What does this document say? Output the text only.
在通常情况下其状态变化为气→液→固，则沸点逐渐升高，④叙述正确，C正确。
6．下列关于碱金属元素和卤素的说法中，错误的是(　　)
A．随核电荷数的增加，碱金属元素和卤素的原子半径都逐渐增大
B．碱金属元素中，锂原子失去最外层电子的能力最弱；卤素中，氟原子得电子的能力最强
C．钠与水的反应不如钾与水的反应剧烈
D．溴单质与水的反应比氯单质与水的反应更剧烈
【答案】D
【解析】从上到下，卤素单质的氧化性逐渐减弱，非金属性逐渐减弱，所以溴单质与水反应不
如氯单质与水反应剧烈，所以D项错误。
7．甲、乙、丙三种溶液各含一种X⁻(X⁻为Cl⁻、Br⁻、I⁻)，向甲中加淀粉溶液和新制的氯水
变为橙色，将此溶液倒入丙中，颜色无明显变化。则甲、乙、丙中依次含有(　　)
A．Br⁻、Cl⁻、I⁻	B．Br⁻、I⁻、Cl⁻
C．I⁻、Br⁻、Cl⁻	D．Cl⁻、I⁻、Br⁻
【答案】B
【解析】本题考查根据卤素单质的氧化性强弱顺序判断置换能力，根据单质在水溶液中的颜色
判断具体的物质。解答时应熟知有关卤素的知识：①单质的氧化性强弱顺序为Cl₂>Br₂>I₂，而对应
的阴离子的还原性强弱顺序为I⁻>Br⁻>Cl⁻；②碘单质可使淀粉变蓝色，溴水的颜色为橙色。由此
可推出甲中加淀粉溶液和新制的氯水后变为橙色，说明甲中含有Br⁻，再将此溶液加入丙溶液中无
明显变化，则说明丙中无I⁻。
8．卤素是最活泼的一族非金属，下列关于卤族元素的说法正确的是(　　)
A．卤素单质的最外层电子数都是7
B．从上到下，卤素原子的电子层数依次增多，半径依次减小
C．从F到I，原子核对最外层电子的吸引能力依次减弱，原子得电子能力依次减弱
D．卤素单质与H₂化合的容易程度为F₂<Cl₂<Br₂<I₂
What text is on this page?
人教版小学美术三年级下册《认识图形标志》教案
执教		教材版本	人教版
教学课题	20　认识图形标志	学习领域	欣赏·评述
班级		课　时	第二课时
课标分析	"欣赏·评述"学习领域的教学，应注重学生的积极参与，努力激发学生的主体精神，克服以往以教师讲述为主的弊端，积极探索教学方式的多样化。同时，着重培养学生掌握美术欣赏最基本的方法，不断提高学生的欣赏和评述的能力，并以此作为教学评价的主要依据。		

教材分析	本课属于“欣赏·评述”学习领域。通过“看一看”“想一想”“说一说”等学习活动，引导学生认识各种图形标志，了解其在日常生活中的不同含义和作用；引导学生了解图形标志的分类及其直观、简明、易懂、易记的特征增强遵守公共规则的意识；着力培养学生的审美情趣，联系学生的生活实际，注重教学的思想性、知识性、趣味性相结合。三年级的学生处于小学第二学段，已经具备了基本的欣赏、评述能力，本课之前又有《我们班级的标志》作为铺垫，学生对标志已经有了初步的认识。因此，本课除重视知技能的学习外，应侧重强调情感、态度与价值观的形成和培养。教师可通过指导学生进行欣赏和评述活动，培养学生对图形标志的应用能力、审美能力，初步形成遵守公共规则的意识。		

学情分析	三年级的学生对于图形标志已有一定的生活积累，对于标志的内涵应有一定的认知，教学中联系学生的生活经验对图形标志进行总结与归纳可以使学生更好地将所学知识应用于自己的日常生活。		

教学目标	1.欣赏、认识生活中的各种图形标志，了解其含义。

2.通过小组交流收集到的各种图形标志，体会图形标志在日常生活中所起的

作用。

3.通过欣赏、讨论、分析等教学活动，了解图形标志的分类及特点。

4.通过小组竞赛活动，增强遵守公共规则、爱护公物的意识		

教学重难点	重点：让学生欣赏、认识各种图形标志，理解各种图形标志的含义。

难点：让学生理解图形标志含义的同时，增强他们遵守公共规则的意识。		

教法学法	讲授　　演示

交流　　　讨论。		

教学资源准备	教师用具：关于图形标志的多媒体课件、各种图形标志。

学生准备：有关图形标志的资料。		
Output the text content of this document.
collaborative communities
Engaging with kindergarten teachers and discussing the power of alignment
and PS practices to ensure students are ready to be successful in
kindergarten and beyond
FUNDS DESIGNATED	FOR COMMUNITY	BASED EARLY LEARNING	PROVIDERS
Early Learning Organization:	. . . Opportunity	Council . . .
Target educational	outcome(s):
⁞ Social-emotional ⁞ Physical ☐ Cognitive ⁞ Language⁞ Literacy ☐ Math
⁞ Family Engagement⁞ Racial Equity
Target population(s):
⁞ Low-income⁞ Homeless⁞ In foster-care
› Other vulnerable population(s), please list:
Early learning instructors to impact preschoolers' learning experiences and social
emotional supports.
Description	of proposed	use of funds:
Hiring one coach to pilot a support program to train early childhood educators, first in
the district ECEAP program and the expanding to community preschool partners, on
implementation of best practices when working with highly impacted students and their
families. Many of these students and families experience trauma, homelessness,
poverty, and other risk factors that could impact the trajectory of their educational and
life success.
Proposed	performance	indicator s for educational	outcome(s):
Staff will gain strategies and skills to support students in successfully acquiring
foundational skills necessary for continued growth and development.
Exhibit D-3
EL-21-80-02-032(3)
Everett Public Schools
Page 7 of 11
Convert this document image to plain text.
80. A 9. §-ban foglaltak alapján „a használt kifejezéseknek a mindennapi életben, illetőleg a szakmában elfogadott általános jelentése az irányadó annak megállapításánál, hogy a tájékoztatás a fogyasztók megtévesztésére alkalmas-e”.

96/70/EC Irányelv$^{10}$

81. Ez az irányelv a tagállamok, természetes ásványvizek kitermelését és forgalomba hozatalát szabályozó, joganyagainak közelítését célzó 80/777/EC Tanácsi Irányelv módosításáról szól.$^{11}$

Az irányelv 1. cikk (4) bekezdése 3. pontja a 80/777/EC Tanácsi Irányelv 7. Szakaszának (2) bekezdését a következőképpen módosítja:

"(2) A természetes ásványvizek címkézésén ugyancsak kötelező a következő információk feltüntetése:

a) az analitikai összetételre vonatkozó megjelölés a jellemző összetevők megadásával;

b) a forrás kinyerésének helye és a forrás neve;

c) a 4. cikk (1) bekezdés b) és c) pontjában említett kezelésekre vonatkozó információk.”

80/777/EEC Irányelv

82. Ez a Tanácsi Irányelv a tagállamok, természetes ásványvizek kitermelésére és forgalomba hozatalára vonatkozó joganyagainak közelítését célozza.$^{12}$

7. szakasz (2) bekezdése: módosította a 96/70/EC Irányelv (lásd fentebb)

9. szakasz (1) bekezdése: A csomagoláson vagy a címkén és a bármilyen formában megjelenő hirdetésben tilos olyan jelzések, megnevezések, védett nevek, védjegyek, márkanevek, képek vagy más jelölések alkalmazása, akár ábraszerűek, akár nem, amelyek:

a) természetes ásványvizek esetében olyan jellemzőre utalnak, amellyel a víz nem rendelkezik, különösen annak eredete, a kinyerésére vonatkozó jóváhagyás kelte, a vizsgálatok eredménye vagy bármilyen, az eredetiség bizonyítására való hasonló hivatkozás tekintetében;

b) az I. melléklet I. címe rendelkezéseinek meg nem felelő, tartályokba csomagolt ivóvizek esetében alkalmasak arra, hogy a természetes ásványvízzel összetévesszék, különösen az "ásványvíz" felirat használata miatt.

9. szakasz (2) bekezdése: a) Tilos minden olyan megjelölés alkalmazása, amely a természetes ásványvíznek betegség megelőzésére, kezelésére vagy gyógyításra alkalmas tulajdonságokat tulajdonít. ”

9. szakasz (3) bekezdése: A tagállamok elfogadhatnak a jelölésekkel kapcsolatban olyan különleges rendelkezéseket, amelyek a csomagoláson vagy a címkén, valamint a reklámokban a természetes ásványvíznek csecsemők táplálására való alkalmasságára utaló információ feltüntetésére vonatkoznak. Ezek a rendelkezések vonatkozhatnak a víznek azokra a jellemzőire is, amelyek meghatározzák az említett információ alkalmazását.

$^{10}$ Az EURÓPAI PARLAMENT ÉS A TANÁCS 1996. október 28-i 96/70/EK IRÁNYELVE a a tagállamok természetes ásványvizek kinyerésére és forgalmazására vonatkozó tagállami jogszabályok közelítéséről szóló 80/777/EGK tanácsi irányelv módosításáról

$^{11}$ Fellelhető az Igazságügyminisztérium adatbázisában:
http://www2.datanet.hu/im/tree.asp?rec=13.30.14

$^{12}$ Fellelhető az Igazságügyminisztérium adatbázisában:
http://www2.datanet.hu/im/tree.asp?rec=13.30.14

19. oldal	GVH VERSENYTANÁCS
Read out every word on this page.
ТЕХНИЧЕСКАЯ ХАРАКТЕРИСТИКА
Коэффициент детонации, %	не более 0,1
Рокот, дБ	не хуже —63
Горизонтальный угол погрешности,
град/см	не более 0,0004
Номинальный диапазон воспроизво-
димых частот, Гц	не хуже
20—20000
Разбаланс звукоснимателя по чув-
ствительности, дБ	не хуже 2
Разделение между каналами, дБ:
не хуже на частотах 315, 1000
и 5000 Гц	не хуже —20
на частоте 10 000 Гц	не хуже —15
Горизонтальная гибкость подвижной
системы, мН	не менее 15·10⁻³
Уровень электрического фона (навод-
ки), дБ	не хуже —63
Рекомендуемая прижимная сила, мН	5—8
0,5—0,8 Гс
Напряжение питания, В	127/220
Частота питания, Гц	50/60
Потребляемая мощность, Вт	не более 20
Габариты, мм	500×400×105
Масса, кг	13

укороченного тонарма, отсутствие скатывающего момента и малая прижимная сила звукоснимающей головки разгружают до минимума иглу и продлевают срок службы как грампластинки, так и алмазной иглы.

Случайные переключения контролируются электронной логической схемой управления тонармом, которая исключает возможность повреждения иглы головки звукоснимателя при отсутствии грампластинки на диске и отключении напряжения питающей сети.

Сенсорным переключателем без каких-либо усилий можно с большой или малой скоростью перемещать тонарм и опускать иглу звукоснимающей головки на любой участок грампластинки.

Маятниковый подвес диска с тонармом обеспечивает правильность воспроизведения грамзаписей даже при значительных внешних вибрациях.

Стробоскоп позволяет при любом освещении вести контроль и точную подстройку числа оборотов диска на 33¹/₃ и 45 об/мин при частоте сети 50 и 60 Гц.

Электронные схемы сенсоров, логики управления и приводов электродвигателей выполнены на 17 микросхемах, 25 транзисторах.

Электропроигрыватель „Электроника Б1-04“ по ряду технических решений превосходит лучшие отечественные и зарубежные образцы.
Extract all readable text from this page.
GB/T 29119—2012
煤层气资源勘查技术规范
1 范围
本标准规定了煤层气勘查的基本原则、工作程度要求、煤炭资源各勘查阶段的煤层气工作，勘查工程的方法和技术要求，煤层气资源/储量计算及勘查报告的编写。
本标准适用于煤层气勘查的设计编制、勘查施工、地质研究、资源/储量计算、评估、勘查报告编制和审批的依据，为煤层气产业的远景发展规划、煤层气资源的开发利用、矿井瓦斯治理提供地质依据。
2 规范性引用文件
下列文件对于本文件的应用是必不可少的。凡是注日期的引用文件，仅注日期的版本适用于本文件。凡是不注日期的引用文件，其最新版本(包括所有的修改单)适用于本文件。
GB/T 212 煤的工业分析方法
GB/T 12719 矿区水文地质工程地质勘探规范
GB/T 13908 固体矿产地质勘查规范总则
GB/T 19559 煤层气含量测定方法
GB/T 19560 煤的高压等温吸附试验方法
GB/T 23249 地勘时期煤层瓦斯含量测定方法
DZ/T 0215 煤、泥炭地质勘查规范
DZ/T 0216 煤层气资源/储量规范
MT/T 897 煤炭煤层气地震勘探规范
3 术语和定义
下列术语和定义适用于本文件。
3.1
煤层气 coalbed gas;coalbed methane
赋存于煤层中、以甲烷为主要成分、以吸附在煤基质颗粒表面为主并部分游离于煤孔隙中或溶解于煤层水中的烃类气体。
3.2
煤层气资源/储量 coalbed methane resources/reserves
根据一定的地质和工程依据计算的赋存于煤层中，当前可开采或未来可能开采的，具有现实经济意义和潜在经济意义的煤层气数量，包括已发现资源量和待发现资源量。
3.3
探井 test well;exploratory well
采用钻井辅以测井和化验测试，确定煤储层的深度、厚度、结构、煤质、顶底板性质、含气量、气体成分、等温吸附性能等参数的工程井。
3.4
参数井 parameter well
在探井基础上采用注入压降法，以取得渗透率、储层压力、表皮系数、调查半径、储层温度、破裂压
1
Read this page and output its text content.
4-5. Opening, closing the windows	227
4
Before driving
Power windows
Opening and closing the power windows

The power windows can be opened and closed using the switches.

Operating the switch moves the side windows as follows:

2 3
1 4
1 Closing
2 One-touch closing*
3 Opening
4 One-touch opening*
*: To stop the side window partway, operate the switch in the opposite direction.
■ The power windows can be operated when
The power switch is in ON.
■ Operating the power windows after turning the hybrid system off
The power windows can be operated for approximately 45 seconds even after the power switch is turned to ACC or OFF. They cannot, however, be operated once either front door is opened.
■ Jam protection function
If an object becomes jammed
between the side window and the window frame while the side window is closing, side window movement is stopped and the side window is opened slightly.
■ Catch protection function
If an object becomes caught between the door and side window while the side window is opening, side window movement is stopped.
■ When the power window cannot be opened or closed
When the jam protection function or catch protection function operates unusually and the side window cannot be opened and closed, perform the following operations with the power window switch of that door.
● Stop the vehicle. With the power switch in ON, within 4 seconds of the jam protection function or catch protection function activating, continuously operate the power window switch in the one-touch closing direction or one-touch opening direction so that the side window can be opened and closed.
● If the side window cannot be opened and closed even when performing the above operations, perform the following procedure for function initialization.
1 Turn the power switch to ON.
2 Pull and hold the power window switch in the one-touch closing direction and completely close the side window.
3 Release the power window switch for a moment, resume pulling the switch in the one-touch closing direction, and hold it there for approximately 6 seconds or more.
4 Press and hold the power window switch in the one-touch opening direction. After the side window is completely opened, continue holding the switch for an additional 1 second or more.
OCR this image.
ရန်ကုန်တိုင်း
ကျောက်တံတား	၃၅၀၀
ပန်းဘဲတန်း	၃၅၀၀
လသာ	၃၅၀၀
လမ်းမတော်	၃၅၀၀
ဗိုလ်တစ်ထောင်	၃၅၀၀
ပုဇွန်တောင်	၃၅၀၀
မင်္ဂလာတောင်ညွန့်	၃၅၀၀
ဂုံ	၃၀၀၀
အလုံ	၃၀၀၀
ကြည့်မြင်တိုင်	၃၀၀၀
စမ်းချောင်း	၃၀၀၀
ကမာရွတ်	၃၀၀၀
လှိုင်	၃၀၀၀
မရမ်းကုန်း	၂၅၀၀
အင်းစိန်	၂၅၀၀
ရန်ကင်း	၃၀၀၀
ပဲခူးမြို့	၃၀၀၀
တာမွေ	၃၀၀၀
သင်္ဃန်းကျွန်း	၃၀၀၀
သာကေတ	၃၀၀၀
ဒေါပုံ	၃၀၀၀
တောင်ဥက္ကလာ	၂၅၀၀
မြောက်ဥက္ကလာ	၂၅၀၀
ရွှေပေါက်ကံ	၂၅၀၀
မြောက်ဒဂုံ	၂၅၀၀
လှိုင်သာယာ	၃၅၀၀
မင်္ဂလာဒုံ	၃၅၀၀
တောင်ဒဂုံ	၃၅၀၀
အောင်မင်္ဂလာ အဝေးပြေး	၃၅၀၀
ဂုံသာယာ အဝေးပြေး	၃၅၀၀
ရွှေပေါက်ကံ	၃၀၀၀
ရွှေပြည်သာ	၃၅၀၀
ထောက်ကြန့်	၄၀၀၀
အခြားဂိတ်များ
────────────────────────────────────────
List every line above containing the word "this".

What does this document say? Output the text only.
What text is on this page?
Output the text content of this document.
Convert this document image to plain text.
Read out every word on this page.
Extract all readable text from this page.
Read this page and output its text content.
OCR this image.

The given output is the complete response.